• _BRIEF_
The records are to be restated in their entirety, word for word.

• _DATA EXCERPTS_
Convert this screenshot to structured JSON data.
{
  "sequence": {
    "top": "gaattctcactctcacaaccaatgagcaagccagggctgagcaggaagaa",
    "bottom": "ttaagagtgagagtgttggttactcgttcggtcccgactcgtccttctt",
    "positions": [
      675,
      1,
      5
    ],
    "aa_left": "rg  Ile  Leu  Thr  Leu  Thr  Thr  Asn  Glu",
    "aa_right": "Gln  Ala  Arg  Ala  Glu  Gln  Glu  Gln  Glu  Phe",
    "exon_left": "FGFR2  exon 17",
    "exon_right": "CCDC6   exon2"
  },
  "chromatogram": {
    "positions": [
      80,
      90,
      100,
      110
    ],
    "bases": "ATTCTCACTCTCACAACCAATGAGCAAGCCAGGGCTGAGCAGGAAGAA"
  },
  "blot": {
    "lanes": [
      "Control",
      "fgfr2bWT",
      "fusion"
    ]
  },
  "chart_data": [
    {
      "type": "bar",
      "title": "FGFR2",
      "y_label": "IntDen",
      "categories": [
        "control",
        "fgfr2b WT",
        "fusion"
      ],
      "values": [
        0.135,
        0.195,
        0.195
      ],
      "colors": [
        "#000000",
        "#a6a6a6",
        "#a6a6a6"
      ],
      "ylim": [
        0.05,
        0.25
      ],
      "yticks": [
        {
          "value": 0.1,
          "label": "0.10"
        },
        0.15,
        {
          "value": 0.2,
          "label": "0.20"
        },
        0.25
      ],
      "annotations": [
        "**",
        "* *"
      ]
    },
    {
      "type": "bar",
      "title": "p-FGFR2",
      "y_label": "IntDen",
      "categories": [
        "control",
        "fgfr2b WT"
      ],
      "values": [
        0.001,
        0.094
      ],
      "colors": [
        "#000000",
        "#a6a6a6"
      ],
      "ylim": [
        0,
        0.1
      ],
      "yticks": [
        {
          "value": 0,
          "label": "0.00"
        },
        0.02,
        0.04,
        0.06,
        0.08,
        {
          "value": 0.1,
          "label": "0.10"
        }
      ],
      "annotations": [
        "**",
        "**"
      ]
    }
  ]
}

• _RESPONSE_
Convert this screenshot to structured JSON data.
{
  "sequence": {
    "top": "gaattctcactctcacaaccaatgagcaagccagggctgagcaggaagaa",
    "bottom": "ttaagagtgagagtgttggttactcgttcggtcccgactcgtccttctt",
    "positions": [
      675,
      1,
      5
    ],
    "aa_left": "rg  Ile  Leu  Thr  Leu  Thr  Thr  Asn  Glu",
    "aa_right": "Gln  Ala  Arg  Ala  Glu  Gln  Glu  Gln  Glu  Phe",
    "exon_left": "FGFR2  exon 17",
    "exon_right": "CCDC6   exon2"
  },
  "chromatogram": {
    "positions": [
      80,
      90,
      100,
      110
    ],
    "bases": "ATTCTCACTCTCACAACCAATGAGCAAGCCAGGGCTGAGCAGGAAGAA"
  },
  "blot": {
    "lanes": [
      "Control",
      "fgfr2bWT",
      "fusion"
    ]
  },
  "chart_data": [
    {
      "type": "bar",
      "title": "FGFR2",
      "y_label": "IntDen",
      "categories": [
        "control",
        "fgfr2b WT",
        "fusion"
      ],
      "values": [
        0.135,
        0.195,
        0.195
      ],
      "colors": [
        "#000000",
        "#a6a6a6",
        "#a6a6a6"
      ],
      "ylim": [
        0.05,
        0.25
      ],
      "yticks": [
        {
          "value": 0.1,
          "label": "0.10"
        },
        0.15,
        {
          "value": 0.2,
          "label": "0.20"
        },
        0.25
      ],
      "annotations": [
        "**",
        "* *"
      ]
    },
    {
      "type": "bar",
      "title": "p-FGFR2",
      "y_label": "IntDen",
      "categories": [
        "control",
        "fgfr2b WT"
      ],
      "values": [
        0.001,
        0.094
      ],
      "colors": [
        "#000000",
        "#a6a6a6"
      ],
      "ylim": [
        0,
        0.1
      ],
      "yticks": [
        {
          "value": 0,
          "label": "0.00"
        },
        0.02,
        0.04,
        0.06,
        0.08,
        {
          "value": 0.1,
          "label": "0.10"
        }
      ],
      "annotations": [
        "**",
        "**"
      ]
    }
  ]
}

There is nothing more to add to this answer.